**Chart and figure data:**

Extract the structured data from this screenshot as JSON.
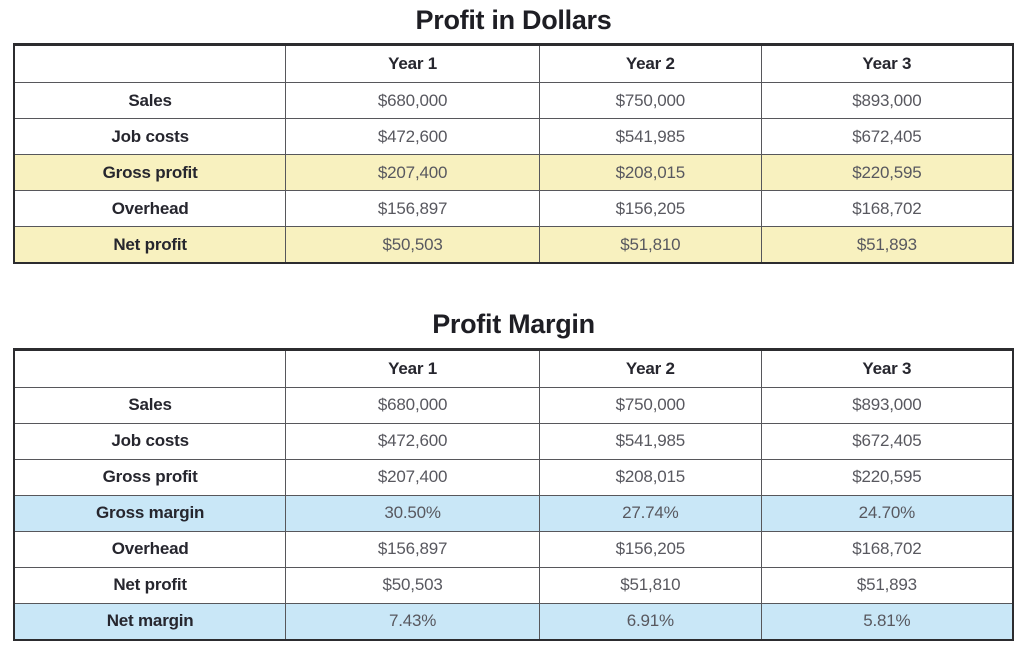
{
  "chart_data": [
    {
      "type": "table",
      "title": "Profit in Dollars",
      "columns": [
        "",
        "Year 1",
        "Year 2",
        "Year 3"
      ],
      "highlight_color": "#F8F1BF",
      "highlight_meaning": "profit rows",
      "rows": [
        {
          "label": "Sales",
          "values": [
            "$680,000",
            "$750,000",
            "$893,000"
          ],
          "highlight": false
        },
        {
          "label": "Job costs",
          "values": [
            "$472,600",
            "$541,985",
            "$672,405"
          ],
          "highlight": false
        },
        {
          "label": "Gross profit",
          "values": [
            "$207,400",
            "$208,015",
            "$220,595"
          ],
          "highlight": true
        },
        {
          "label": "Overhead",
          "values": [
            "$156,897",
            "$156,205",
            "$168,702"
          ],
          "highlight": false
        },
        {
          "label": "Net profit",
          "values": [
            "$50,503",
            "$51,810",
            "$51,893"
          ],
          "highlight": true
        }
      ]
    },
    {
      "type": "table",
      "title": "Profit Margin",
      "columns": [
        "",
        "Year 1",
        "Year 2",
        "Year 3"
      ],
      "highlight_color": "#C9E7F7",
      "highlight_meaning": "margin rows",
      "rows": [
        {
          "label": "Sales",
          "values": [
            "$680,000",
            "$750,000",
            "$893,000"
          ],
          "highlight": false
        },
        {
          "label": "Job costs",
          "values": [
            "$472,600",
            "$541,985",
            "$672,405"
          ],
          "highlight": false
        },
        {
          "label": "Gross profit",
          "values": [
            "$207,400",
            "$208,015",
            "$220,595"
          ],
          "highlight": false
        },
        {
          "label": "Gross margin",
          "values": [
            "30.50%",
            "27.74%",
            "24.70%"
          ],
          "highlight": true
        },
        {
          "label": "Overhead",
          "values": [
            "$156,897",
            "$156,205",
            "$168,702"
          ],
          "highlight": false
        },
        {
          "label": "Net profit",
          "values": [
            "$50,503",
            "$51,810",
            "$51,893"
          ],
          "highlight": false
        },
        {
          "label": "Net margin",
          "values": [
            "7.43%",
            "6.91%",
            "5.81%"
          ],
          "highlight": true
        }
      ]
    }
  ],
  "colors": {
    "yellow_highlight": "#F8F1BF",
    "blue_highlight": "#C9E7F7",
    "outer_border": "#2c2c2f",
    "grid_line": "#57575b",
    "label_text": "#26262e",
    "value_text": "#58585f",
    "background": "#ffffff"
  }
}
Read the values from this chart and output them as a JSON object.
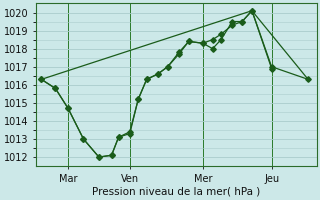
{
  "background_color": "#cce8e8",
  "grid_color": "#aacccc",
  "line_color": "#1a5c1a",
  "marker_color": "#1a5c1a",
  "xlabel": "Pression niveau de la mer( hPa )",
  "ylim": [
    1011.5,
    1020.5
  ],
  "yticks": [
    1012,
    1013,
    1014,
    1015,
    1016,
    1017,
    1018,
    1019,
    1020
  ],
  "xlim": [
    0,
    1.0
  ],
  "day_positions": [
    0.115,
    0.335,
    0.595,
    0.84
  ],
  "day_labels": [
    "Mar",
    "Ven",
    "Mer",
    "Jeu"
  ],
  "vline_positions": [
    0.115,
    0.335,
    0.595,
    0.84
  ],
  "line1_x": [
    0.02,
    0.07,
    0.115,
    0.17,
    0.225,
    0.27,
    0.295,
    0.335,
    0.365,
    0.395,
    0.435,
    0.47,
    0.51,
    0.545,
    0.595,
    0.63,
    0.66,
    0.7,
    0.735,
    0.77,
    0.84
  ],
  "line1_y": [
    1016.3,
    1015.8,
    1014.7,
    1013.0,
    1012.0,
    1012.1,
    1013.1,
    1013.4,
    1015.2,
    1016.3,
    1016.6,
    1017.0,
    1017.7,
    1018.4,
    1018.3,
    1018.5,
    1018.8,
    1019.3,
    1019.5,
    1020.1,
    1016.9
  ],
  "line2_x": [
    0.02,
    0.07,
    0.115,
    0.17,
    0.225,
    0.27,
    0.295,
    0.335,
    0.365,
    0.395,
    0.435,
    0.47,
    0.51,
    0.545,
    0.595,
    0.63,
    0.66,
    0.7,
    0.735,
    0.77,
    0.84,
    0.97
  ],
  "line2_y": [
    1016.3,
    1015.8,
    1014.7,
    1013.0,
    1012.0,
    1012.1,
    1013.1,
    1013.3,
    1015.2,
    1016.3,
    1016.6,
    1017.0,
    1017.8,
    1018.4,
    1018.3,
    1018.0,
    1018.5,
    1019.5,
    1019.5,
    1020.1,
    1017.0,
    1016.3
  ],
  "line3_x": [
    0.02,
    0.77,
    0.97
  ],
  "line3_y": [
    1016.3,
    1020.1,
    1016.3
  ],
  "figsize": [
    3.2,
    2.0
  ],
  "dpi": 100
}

**What to produce:** Write out each entry exactly as given, omitting any picture.

**Task solution:**
Extract the structured data from this screenshot as JSON.
{
  "chart_data": [
    {
      "type": "table",
      "title": "Profit in Dollars",
      "columns": [
        "",
        "Year 1",
        "Year 2",
        "Year 3"
      ],
      "highlight_color": "#F8F1BF",
      "highlight_meaning": "profit rows",
      "rows": [
        {
          "label": "Sales",
          "values": [
            "$680,000",
            "$750,000",
            "$893,000"
          ],
          "highlight": false
        },
        {
          "label": "Job costs",
          "values": [
            "$472,600",
            "$541,985",
            "$672,405"
          ],
          "highlight": false
        },
        {
          "label": "Gross profit",
          "values": [
            "$207,400",
            "$208,015",
            "$220,595"
          ],
          "highlight": true
        },
        {
          "label": "Overhead",
          "values": [
            "$156,897",
            "$156,205",
            "$168,702"
          ],
          "highlight": false
        },
        {
          "label": "Net profit",
          "values": [
            "$50,503",
            "$51,810",
            "$51,893"
          ],
          "highlight": true
        }
      ]
    },
    {
      "type": "table",
      "title": "Profit Margin",
      "columns": [
        "",
        "Year 1",
        "Year 2",
        "Year 3"
      ],
      "highlight_color": "#C9E7F7",
      "highlight_meaning": "margin rows",
      "rows": [
        {
          "label": "Sales",
          "values": [
            "$680,000",
            "$750,000",
            "$893,000"
          ],
          "highlight": false
        },
        {
          "label": "Job costs",
          "values": [
            "$472,600",
            "$541,985",
            "$672,405"
          ],
          "highlight": false
        },
        {
          "label": "Gross profit",
          "values": [
            "$207,400",
            "$208,015",
            "$220,595"
          ],
          "highlight": false
        },
        {
          "label": "Gross margin",
          "values": [
            "30.50%",
            "27.74%",
            "24.70%"
          ],
          "highlight": true
        },
        {
          "label": "Overhead",
          "values": [
            "$156,897",
            "$156,205",
            "$168,702"
          ],
          "highlight": false
        },
        {
          "label": "Net profit",
          "values": [
            "$50,503",
            "$51,810",
            "$51,893"
          ],
          "highlight": false
        },
        {
          "label": "Net margin",
          "values": [
            "7.43%",
            "6.91%",
            "5.81%"
          ],
          "highlight": true
        }
      ]
    }
  ],
  "colors": {
    "yellow_highlight": "#F8F1BF",
    "blue_highlight": "#C9E7F7",
    "outer_border": "#2c2c2f",
    "grid_line": "#57575b",
    "label_text": "#26262e",
    "value_text": "#58585f",
    "background": "#ffffff"
  }
}
Read the values from this chart and output them as a JSON object.
{
  "background_color": "#cce8e8",
  "grid_color": "#aacccc",
  "line_color": "#1a5c1a",
  "marker_color": "#1a5c1a",
  "xlabel": "Pression niveau de la mer( hPa )",
  "ylim": [
    1011.5,
    1020.5
  ],
  "yticks": [
    1012,
    1013,
    1014,
    1015,
    1016,
    1017,
    1018,
    1019,
    1020
  ],
  "xlim": [
    0,
    1.0
  ],
  "day_positions": [
    0.115,
    0.335,
    0.595,
    0.84
  ],
  "day_labels": [
    "Mar",
    "Ven",
    "Mer",
    "Jeu"
  ],
  "vline_positions": [
    0.115,
    0.335,
    0.595,
    0.84
  ],
  "line1_x": [
    0.02,
    0.07,
    0.115,
    0.17,
    0.225,
    0.27,
    0.295,
    0.335,
    0.365,
    0.395,
    0.435,
    0.47,
    0.51,
    0.545,
    0.595,
    0.63,
    0.66,
    0.7,
    0.735,
    0.77,
    0.84
  ],
  "line1_y": [
    1016.3,
    1015.8,
    1014.7,
    1013.0,
    1012.0,
    1012.1,
    1013.1,
    1013.4,
    1015.2,
    1016.3,
    1016.6,
    1017.0,
    1017.7,
    1018.4,
    1018.3,
    1018.5,
    1018.8,
    1019.3,
    1019.5,
    1020.1,
    1016.9
  ],
  "line2_x": [
    0.02,
    0.07,
    0.115,
    0.17,
    0.225,
    0.27,
    0.295,
    0.335,
    0.365,
    0.395,
    0.435,
    0.47,
    0.51,
    0.545,
    0.595,
    0.63,
    0.66,
    0.7,
    0.735,
    0.77,
    0.84,
    0.97
  ],
  "line2_y": [
    1016.3,
    1015.8,
    1014.7,
    1013.0,
    1012.0,
    1012.1,
    1013.1,
    1013.3,
    1015.2,
    1016.3,
    1016.6,
    1017.0,
    1017.8,
    1018.4,
    1018.3,
    1018.0,
    1018.5,
    1019.5,
    1019.5,
    1020.1,
    1017.0,
    1016.3
  ],
  "line3_x": [
    0.02,
    0.77,
    0.97
  ],
  "line3_y": [
    1016.3,
    1020.1,
    1016.3
  ],
  "figsize": [
    3.2,
    2.0
  ],
  "dpi": 100
}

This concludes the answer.